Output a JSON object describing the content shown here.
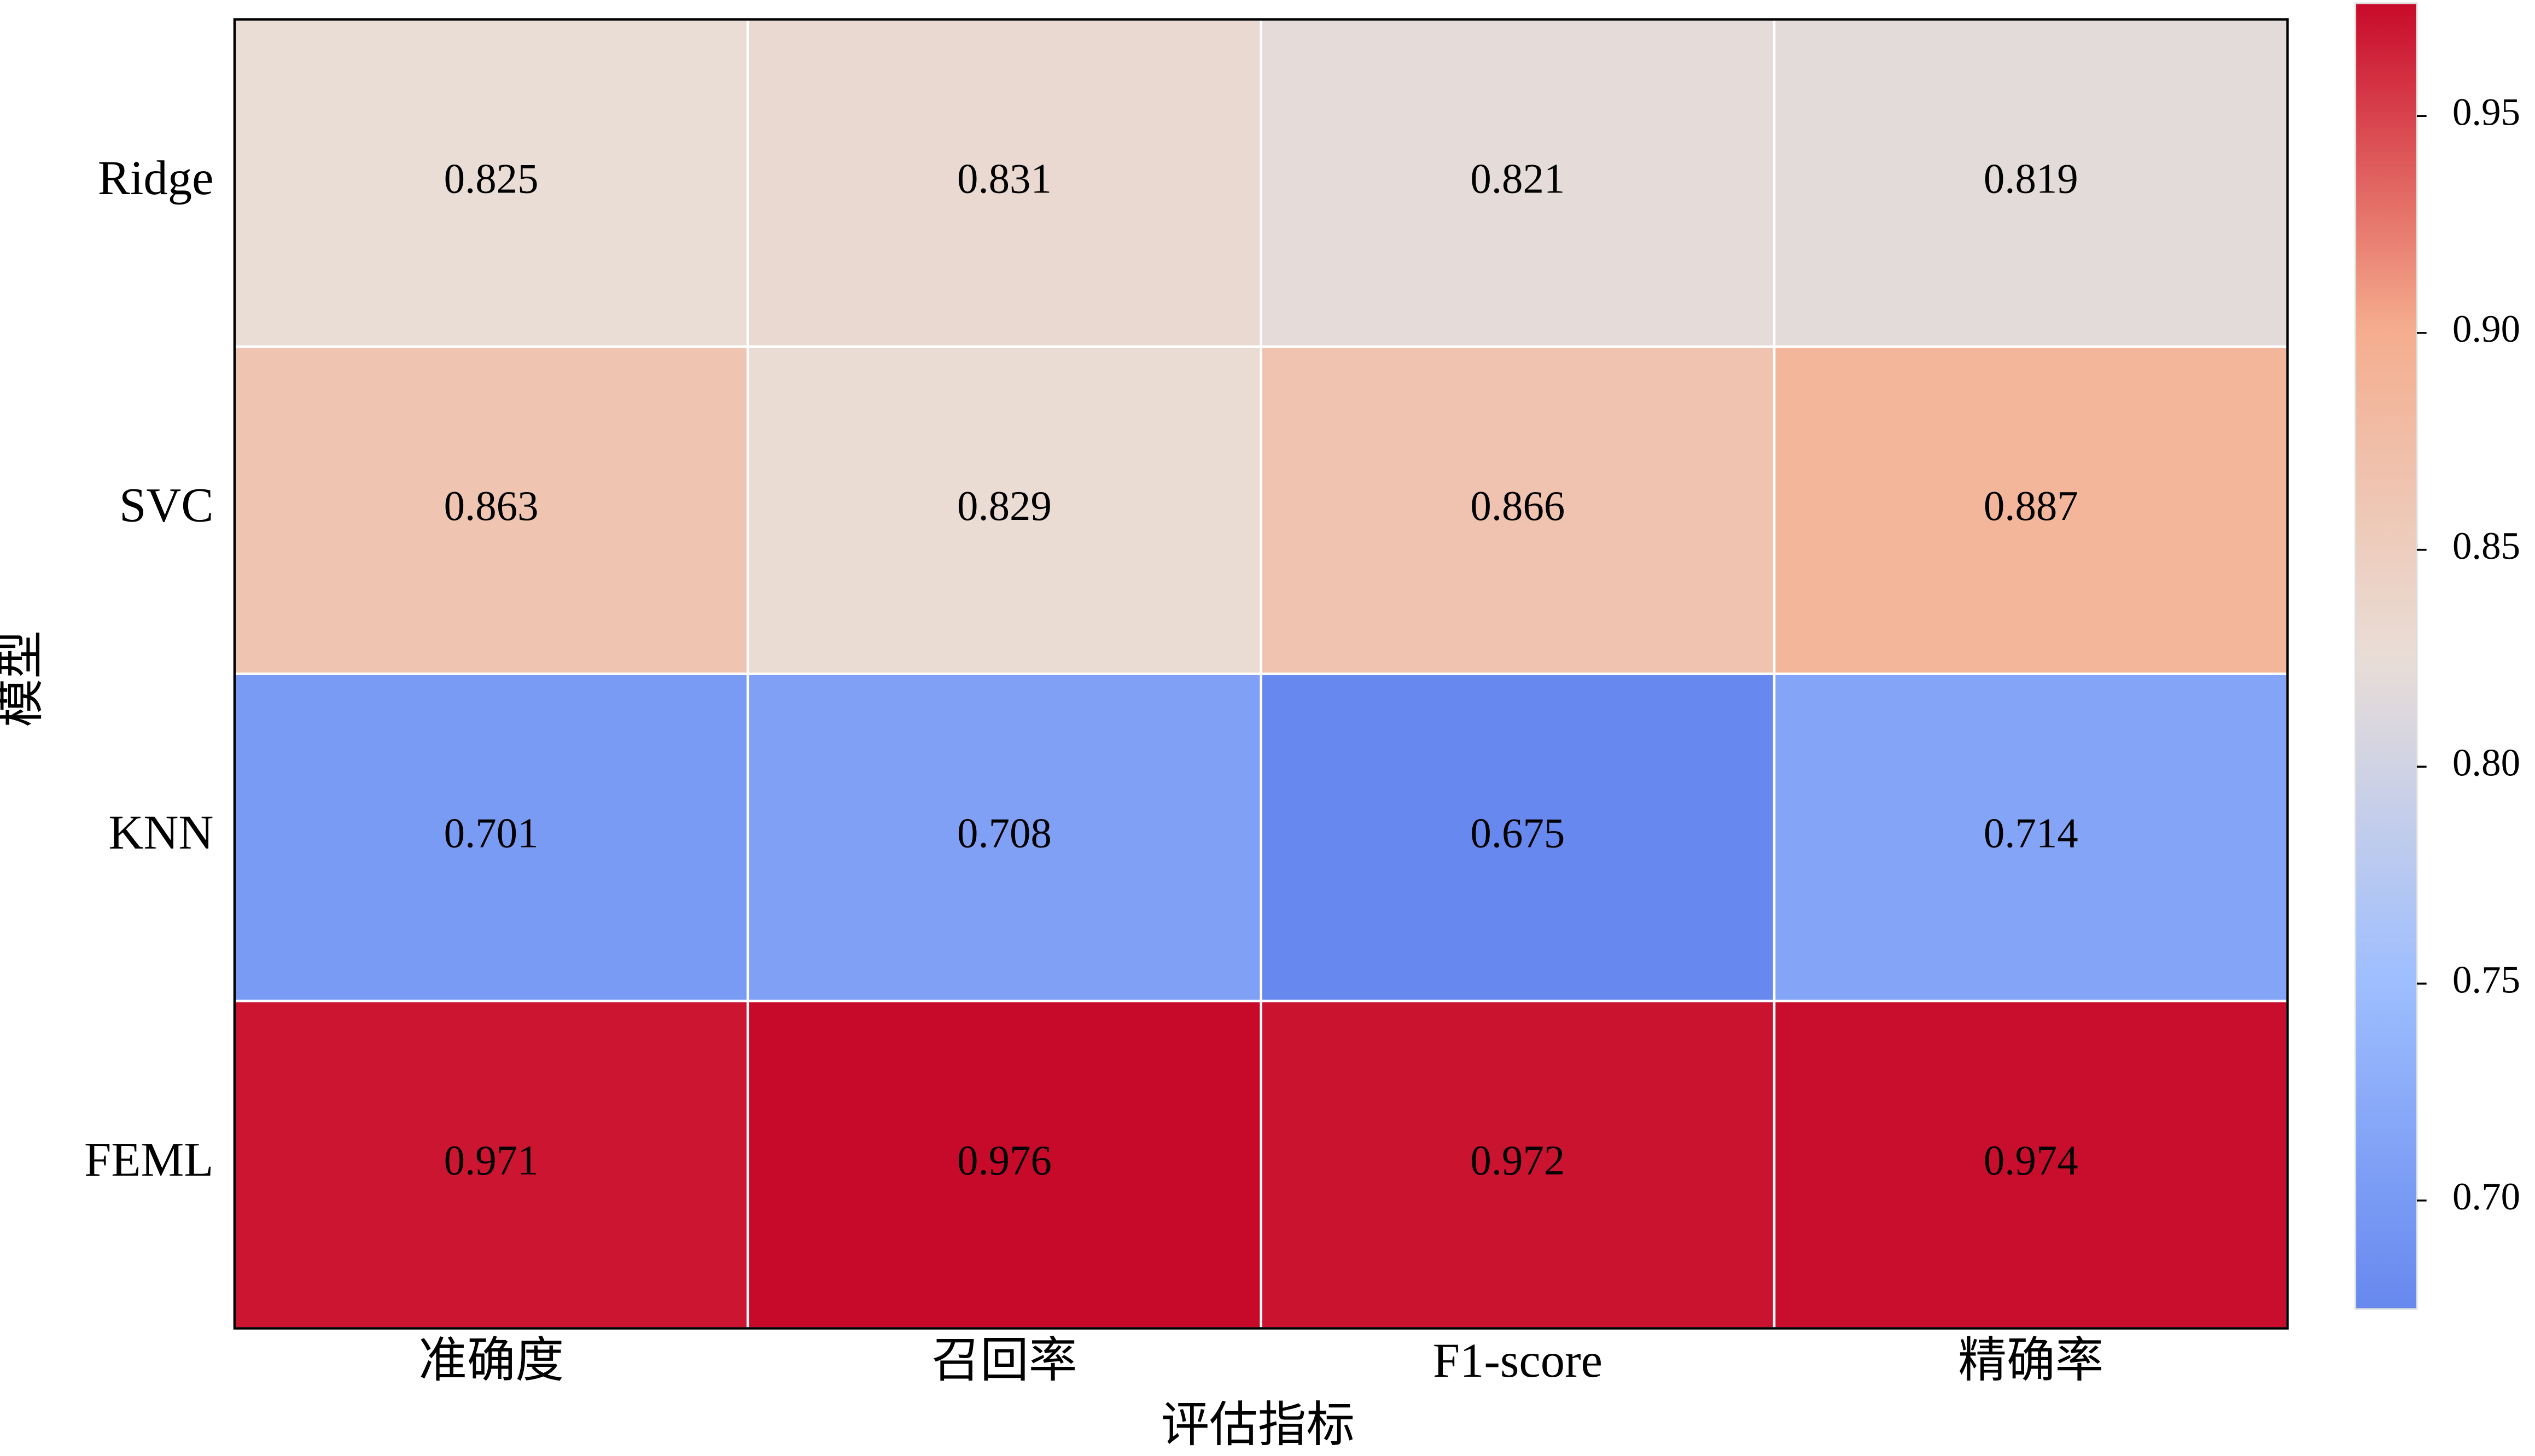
{
  "chart_data": {
    "type": "heatmap",
    "x_label": "评估指标",
    "y_label": "模型",
    "columns": [
      "准确度",
      "召回率",
      "F1-score",
      "精确率"
    ],
    "rows": [
      "Ridge",
      "SVC",
      "KNN",
      "FEML"
    ],
    "values": [
      [
        0.825,
        0.831,
        0.821,
        0.819
      ],
      [
        0.863,
        0.829,
        0.866,
        0.887
      ],
      [
        0.701,
        0.708,
        0.675,
        0.714
      ],
      [
        0.971,
        0.976,
        0.972,
        0.974
      ]
    ],
    "colorbar": {
      "lim": [
        0.675,
        0.976
      ],
      "ticks": [
        {
          "value": 0.7,
          "label": "0.70"
        },
        0.75,
        {
          "value": 0.8,
          "label": "0.80"
        },
        0.85,
        {
          "value": 0.9,
          "label": "0.90"
        },
        0.95
      ],
      "colormap": [
        "#6788ee",
        "#9ebeff",
        "#e9ddd6",
        "#f5ad8e",
        "#c80a2a"
      ]
    }
  }
}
+ + + +
**Exercise aim**: Give back every line exactly as it stands, pictures excluded.

**Result of this exercise**:
Output a JSON object describing the content shown here.
{
  "chart_data": {
    "type": "heatmap",
    "x_label": "评估指标",
    "y_label": "模型",
    "columns": [
      "准确度",
      "召回率",
      "F1-score",
      "精确率"
    ],
    "rows": [
      "Ridge",
      "SVC",
      "KNN",
      "FEML"
    ],
    "values": [
      [
        0.825,
        0.831,
        0.821,
        0.819
      ],
      [
        0.863,
        0.829,
        0.866,
        0.887
      ],
      [
        0.701,
        0.708,
        0.675,
        0.714
      ],
      [
        0.971,
        0.976,
        0.972,
        0.974
      ]
    ],
    "colorbar": {
      "lim": [
        0.675,
        0.976
      ],
      "ticks": [
        {
          "value": 0.7,
          "label": "0.70"
        },
        0.75,
        {
          "value": 0.8,
          "label": "0.80"
        },
        0.85,
        {
          "value": 0.9,
          "label": "0.90"
        },
        0.95
      ],
      "colormap": [
        "#6788ee",
        "#9ebeff",
        "#e9ddd6",
        "#f5ad8e",
        "#c80a2a"
      ]
    }
  }
}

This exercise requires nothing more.